[Dataset excerpt]
* * *

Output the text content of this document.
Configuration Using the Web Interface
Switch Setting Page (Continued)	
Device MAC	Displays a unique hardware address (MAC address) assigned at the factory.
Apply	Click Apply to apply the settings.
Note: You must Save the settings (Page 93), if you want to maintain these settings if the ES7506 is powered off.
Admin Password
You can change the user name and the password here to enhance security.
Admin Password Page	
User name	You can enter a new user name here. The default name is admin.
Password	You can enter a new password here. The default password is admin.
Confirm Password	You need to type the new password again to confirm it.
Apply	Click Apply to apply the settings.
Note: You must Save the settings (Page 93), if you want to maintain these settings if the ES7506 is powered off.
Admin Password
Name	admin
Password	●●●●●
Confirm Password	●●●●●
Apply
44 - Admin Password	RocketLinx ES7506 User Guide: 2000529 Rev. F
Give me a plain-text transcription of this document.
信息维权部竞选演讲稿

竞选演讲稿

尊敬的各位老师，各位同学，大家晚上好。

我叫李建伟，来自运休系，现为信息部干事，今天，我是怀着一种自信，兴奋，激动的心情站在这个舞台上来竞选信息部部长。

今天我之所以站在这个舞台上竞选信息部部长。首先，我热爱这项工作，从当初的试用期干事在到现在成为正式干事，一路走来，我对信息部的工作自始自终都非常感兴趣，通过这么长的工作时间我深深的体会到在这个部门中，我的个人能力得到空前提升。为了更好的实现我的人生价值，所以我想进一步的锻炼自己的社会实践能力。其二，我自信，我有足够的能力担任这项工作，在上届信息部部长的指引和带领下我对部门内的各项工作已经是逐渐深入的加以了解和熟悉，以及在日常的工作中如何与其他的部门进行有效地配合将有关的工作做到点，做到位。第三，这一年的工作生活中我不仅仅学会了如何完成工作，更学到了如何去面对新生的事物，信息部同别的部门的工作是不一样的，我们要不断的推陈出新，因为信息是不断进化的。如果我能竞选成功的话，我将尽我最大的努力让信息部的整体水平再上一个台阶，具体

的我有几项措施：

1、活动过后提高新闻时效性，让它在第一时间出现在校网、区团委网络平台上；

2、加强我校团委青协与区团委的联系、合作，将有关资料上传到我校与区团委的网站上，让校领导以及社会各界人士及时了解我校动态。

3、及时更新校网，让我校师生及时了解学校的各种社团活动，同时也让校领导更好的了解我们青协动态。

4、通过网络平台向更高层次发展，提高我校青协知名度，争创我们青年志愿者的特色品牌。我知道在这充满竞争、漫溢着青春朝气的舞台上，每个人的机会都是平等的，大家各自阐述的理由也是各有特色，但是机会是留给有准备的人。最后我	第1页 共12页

* * *

REQUIRED TASK
Return every record, word for word.

TASK OUTPUT
Output the text content of this document.
Configuration Using the Web Interface
Switch Setting Page (Continued)	
Device MAC	Displays a unique hardware address (MAC address) assigned at the factory.
Apply	Click Apply to apply the settings.
Note: You must Save the settings (Page 93), if you want to maintain these settings if the ES7506 is powered off.
Admin Password
You can change the user name and the password here to enhance security.
Admin Password Page	
User name	You can enter a new user name here. The default name is admin.
Password	You can enter a new password here. The default password is admin.
Confirm Password	You need to type the new password again to confirm it.
Apply	Click Apply to apply the settings.
Note: You must Save the settings (Page 93), if you want to maintain these settings if the ES7506 is powered off.
Admin Password
Name	admin
Password	●●●●●
Confirm Password	●●●●●
Apply
44 - Admin Password	RocketLinx ES7506 User Guide: 2000529 Rev. F
Give me a plain-text transcription of this document.
信息维权部竞选演讲稿

竞选演讲稿

尊敬的各位老师，各位同学，大家晚上好。

我叫李建伟，来自运休系，现为信息部干事，今天，我是怀着一种自信，兴奋，激动的心情站在这个舞台上来竞选信息部部长。

今天我之所以站在这个舞台上竞选信息部部长。首先，我热爱这项工作，从当初的试用期干事在到现在成为正式干事，一路走来，我对信息部的工作自始自终都非常感兴趣，通过这么长的工作时间我深深的体会到在这个部门中，我的个人能力得到空前提升。为了更好的实现我的人生价值，所以我想进一步的锻炼自己的社会实践能力。其二，我自信，我有足够的能力担任这项工作，在上届信息部部长的指引和带领下我对部门内的各项工作已经是逐渐深入的加以了解和熟悉，以及在日常的工作中如何与其他的部门进行有效地配合将有关的工作做到点，做到位。第三，这一年的工作生活中我不仅仅学会了如何完成工作，更学到了如何去面对新生的事物，信息部同别的部门的工作是不一样的，我们要不断的推陈出新，因为信息是不断进化的。如果我能竞选成功的话，我将尽我最大的努力让信息部的整体水平再上一个台阶，具体

的我有几项措施：

1、活动过后提高新闻时效性，让它在第一时间出现在校网、区团委网络平台上；

2、加强我校团委青协与区团委的联系、合作，将有关资料上传到我校与区团委的网站上，让校领导以及社会各界人士及时了解我校动态。

3、及时更新校网，让我校师生及时了解学校的各种社团活动，同时也让校领导更好的了解我们青协动态。

4、通过网络平台向更高层次发展，提高我校青协知名度，争创我们青年志愿者的特色品牌。我知道在这充满竞争、漫溢着青春朝气的舞台上，每个人的机会都是平等的，大家各自阐述的理由也是各有特色，但是机会是留给有准备的人。最后我	第1页 共12页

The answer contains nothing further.